----- MATERIAL SHOWN -----
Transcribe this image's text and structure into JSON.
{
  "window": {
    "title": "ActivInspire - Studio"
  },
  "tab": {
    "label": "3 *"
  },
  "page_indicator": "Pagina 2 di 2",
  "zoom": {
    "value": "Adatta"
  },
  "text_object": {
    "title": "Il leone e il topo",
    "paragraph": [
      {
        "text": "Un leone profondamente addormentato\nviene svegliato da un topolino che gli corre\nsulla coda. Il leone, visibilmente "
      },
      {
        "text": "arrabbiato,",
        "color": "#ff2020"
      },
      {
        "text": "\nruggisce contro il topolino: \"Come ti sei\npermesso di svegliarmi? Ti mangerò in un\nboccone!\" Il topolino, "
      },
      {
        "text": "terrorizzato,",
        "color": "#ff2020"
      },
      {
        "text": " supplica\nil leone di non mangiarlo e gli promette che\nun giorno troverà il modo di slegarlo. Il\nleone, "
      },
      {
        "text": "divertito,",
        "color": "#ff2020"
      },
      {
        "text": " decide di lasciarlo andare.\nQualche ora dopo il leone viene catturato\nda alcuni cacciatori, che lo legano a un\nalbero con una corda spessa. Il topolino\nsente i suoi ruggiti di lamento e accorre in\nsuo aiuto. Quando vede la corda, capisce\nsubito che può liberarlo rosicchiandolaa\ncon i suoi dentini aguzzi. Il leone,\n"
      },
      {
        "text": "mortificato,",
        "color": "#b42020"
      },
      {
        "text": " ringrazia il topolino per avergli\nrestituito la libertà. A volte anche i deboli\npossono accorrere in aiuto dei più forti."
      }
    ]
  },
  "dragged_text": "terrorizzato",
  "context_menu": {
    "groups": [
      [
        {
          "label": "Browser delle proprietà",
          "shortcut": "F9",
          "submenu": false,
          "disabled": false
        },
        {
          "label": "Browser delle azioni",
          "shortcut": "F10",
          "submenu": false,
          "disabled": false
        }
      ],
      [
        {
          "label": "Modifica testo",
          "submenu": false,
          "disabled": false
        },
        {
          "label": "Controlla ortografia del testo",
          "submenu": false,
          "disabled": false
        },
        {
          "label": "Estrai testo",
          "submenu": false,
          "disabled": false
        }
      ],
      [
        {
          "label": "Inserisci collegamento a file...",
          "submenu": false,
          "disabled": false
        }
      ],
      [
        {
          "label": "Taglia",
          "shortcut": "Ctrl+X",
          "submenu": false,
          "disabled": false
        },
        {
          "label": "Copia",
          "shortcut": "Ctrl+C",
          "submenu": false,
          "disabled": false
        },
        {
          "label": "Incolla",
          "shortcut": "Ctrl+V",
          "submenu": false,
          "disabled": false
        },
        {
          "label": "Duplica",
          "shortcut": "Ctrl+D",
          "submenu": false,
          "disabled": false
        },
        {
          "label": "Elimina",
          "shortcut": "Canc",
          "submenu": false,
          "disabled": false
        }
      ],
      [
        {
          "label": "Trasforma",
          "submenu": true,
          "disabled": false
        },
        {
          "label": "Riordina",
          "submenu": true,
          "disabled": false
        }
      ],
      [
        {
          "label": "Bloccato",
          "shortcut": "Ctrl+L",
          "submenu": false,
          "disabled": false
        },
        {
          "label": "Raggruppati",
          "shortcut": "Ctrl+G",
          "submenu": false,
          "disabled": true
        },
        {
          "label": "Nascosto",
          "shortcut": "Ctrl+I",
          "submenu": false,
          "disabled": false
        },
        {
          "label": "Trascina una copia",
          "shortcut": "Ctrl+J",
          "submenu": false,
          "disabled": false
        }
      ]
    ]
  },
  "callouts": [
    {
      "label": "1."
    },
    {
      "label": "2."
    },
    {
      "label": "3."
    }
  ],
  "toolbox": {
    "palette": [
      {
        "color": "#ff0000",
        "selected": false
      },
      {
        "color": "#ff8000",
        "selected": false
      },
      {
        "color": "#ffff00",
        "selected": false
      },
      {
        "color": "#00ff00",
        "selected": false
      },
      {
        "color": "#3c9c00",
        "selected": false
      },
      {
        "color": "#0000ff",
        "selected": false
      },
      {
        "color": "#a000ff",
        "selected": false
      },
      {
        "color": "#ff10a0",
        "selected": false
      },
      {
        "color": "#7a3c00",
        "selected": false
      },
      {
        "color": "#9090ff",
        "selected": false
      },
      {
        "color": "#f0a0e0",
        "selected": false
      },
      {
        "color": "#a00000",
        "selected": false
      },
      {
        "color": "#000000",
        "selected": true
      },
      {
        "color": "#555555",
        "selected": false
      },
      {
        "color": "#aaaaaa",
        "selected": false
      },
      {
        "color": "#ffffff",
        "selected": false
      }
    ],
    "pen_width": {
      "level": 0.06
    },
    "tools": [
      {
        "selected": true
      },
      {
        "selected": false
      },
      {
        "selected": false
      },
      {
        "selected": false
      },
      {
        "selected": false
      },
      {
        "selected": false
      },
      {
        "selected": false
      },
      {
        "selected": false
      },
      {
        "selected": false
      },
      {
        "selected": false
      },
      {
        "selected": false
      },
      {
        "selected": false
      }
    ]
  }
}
-----
_STATED PROBLEM_
Print out every entry, keeping each one exact.

_RESULT_
Transcribe this image's text and structure into JSON.
{
  "window": {
    "title": "ActivInspire - Studio"
  },
  "tab": {
    "label": "3 *"
  },
  "page_indicator": "Pagina 2 di 2",
  "zoom": {
    "value": "Adatta"
  },
  "text_object": {
    "title": "Il leone e il topo",
    "paragraph": [
      {
        "text": "Un leone profondamente addormentato\nviene svegliato da un topolino che gli corre\nsulla coda. Il leone, visibilmente "
      },
      {
        "text": "arrabbiato,",
        "color": "#ff2020"
      },
      {
        "text": "\nruggisce contro il topolino: \"Come ti sei\npermesso di svegliarmi? Ti mangerò in un\nboccone!\" Il topolino, "
      },
      {
        "text": "terrorizzato,",
        "color": "#ff2020"
      },
      {
        "text": " supplica\nil leone di non mangiarlo e gli promette che\nun giorno troverà il modo di slegarlo. Il\nleone, "
      },
      {
        "text": "divertito,",
        "color": "#ff2020"
      },
      {
        "text": " decide di lasciarlo andare.\nQualche ora dopo il leone viene catturato\nda alcuni cacciatori, che lo legano a un\nalbero con una corda spessa. Il topolino\nsente i suoi ruggiti di lamento e accorre in\nsuo aiuto. Quando vede la corda, capisce\nsubito che può liberarlo rosicchiandolaa\ncon i suoi dentini aguzzi. Il leone,\n"
      },
      {
        "text": "mortificato,",
        "color": "#b42020"
      },
      {
        "text": " ringrazia il topolino per avergli\nrestituito la libertà. A volte anche i deboli\npossono accorrere in aiuto dei più forti."
      }
    ]
  },
  "dragged_text": "terrorizzato",
  "context_menu": {
    "groups": [
      [
        {
          "label": "Browser delle proprietà",
          "shortcut": "F9",
          "submenu": false,
          "disabled": false
        },
        {
          "label": "Browser delle azioni",
          "shortcut": "F10",
          "submenu": false,
          "disabled": false
        }
      ],
      [
        {
          "label": "Modifica testo",
          "submenu": false,
          "disabled": false
        },
        {
          "label": "Controlla ortografia del testo",
          "submenu": false,
          "disabled": false
        },
        {
          "label": "Estrai testo",
          "submenu": false,
          "disabled": false
        }
      ],
      [
        {
          "label": "Inserisci collegamento a file...",
          "submenu": false,
          "disabled": false
        }
      ],
      [
        {
          "label": "Taglia",
          "shortcut": "Ctrl+X",
          "submenu": false,
          "disabled": false
        },
        {
          "label": "Copia",
          "shortcut": "Ctrl+C",
          "submenu": false,
          "disabled": false
        },
        {
          "label": "Incolla",
          "shortcut": "Ctrl+V",
          "submenu": false,
          "disabled": false
        },
        {
          "label": "Duplica",
          "shortcut": "Ctrl+D",
          "submenu": false,
          "disabled": false
        },
        {
          "label": "Elimina",
          "shortcut": "Canc",
          "submenu": false,
          "disabled": false
        }
      ],
      [
        {
          "label": "Trasforma",
          "submenu": true,
          "disabled": false
        },
        {
          "label": "Riordina",
          "submenu": true,
          "disabled": false
        }
      ],
      [
        {
          "label": "Bloccato",
          "shortcut": "Ctrl+L",
          "submenu": false,
          "disabled": false
        },
        {
          "label": "Raggruppati",
          "shortcut": "Ctrl+G",
          "submenu": false,
          "disabled": true
        },
        {
          "label": "Nascosto",
          "shortcut": "Ctrl+I",
          "submenu": false,
          "disabled": false
        },
        {
          "label": "Trascina una copia",
          "shortcut": "Ctrl+J",
          "submenu": false,
          "disabled": false
        }
      ]
    ]
  },
  "callouts": [
    {
      "label": "1."
    },
    {
      "label": "2."
    },
    {
      "label": "3."
    }
  ],
  "toolbox": {
    "palette": [
      {
        "color": "#ff0000",
        "selected": false
      },
      {
        "color": "#ff8000",
        "selected": false
      },
      {
        "color": "#ffff00",
        "selected": false
      },
      {
        "color": "#00ff00",
        "selected": false
      },
      {
        "color": "#3c9c00",
        "selected": false
      },
      {
        "color": "#0000ff",
        "selected": false
      },
      {
        "color": "#a000ff",
        "selected": false
      },
      {
        "color": "#ff10a0",
        "selected": false
      },
      {
        "color": "#7a3c00",
        "selected": false
      },
      {
        "color": "#9090ff",
        "selected": false
      },
      {
        "color": "#f0a0e0",
        "selected": false
      },
      {
        "color": "#a00000",
        "selected": false
      },
      {
        "color": "#000000",
        "selected": true
      },
      {
        "color": "#555555",
        "selected": false
      },
      {
        "color": "#aaaaaa",
        "selected": false
      },
      {
        "color": "#ffffff",
        "selected": false
      }
    ],
    "pen_width": {
      "level": 0.06
    },
    "tools": [
      {
        "selected": true
      },
      {
        "selected": false
      },
      {
        "selected": false
      },
      {
        "selected": false
      },
      {
        "selected": false
      },
      {
        "selected": false
      },
      {
        "selected": false
      },
      {
        "selected": false
      },
      {
        "selected": false
      },
      {
        "selected": false
      },
      {
        "selected": false
      },
      {
        "selected": false
      }
    ]
  }
}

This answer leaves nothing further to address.